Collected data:
■ ■ ■ ■ ■ ■ ■

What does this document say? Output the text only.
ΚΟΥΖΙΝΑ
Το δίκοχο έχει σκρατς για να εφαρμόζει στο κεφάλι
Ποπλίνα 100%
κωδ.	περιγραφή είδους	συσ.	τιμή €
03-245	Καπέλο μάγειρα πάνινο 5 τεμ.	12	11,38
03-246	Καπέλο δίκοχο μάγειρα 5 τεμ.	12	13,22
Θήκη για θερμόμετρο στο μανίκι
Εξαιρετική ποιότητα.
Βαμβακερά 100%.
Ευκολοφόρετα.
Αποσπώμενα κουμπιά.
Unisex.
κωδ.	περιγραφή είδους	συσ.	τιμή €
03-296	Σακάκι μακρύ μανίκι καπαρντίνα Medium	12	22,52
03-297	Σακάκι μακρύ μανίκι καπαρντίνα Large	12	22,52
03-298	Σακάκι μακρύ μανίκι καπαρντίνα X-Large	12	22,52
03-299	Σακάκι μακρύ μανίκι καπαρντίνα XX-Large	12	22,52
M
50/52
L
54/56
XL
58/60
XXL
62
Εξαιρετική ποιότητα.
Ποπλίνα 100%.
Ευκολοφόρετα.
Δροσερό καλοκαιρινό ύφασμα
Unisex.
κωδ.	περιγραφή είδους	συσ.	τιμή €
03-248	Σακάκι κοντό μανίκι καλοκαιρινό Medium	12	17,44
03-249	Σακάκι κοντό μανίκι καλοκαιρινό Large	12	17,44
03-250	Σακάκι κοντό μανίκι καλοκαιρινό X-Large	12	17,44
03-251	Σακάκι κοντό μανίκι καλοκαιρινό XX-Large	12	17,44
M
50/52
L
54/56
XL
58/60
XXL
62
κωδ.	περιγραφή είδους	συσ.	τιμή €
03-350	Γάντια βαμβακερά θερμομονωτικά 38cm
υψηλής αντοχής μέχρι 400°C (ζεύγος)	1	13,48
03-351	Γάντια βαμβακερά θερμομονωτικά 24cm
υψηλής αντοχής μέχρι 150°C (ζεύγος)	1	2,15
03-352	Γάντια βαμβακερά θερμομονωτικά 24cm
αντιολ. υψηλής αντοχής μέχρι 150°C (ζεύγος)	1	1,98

■ ■ ■ ■ ■ ■ ■

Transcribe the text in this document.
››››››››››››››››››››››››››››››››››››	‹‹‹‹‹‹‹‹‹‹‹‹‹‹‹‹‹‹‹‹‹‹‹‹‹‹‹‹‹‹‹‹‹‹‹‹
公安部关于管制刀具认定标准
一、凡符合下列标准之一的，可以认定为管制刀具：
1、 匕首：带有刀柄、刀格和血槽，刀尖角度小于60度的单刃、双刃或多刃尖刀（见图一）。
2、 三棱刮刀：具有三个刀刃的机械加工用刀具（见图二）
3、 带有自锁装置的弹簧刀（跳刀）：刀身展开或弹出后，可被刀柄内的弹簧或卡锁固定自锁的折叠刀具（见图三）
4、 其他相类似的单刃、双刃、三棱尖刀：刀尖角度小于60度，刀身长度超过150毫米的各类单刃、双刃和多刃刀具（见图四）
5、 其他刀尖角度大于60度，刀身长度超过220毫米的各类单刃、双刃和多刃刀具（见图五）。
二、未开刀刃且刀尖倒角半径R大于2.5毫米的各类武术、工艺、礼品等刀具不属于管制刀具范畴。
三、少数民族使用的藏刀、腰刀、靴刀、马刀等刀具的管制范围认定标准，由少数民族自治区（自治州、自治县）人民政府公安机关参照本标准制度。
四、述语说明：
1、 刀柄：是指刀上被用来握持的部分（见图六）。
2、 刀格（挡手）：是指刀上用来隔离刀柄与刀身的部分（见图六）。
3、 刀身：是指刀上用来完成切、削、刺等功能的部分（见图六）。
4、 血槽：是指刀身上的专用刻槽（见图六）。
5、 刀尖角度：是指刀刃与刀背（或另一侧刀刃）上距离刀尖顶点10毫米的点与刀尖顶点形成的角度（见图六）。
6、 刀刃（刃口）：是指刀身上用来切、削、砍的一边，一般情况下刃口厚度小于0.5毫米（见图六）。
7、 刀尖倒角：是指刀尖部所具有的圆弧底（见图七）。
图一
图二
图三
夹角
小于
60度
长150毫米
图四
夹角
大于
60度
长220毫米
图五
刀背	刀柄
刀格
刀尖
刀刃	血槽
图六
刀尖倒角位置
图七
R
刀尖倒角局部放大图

■ ■ ■ ■ ■ ■ ■

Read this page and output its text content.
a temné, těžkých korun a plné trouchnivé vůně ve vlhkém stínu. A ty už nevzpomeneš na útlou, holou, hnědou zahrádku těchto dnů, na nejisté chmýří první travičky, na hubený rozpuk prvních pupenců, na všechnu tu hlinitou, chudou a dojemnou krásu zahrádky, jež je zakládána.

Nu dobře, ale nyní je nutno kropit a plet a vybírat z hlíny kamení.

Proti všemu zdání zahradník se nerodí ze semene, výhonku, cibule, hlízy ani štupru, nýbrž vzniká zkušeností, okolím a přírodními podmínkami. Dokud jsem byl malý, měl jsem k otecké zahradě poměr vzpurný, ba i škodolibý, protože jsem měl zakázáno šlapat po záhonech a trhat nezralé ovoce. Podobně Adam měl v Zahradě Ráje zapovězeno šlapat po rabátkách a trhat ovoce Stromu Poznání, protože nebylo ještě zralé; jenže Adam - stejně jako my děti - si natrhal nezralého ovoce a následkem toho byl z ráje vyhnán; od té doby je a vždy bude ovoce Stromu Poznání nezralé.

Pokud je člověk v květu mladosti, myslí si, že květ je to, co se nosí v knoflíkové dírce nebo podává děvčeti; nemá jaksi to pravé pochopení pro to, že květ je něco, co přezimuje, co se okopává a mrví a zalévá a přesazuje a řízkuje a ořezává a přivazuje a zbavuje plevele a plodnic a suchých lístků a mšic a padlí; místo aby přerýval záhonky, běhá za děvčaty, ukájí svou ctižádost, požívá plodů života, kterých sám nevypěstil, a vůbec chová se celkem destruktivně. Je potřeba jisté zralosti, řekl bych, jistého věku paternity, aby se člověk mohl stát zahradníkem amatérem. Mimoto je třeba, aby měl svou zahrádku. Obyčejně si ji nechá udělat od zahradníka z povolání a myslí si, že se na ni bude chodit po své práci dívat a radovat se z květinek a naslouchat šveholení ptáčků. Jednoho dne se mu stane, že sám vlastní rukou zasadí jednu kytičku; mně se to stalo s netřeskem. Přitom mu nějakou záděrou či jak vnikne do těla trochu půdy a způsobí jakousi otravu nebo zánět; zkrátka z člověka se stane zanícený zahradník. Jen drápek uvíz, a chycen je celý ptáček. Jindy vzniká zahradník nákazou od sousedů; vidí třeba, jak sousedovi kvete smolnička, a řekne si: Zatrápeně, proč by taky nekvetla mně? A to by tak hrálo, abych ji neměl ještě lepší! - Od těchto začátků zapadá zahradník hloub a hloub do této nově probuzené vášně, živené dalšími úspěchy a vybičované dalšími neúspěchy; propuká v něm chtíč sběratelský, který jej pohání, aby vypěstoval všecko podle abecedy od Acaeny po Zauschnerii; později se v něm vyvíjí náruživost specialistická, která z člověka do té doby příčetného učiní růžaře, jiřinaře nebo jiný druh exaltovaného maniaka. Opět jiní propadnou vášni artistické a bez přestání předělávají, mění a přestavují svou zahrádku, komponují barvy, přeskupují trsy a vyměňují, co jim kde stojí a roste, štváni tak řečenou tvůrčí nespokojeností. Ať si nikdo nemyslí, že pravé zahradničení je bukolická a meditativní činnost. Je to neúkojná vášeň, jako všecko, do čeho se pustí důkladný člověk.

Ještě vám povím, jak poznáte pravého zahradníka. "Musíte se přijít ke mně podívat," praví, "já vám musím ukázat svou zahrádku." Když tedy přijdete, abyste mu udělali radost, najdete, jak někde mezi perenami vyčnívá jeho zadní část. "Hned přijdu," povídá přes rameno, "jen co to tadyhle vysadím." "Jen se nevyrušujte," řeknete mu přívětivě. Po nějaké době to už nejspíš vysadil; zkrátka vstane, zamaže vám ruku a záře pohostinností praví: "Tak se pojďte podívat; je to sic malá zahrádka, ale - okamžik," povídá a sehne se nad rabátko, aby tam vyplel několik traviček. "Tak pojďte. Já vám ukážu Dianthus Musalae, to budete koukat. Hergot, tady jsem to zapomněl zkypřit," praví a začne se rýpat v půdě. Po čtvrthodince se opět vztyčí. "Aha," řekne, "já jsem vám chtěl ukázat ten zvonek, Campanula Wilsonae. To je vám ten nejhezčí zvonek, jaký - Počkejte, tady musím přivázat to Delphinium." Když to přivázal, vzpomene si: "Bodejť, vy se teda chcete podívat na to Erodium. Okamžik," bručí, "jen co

■ ■ ■ ■ ■ ■ ■

## Problem description
Tally the lines of the material above that contain the word "μέχρι" and report the total alone.

## Exercise answer
3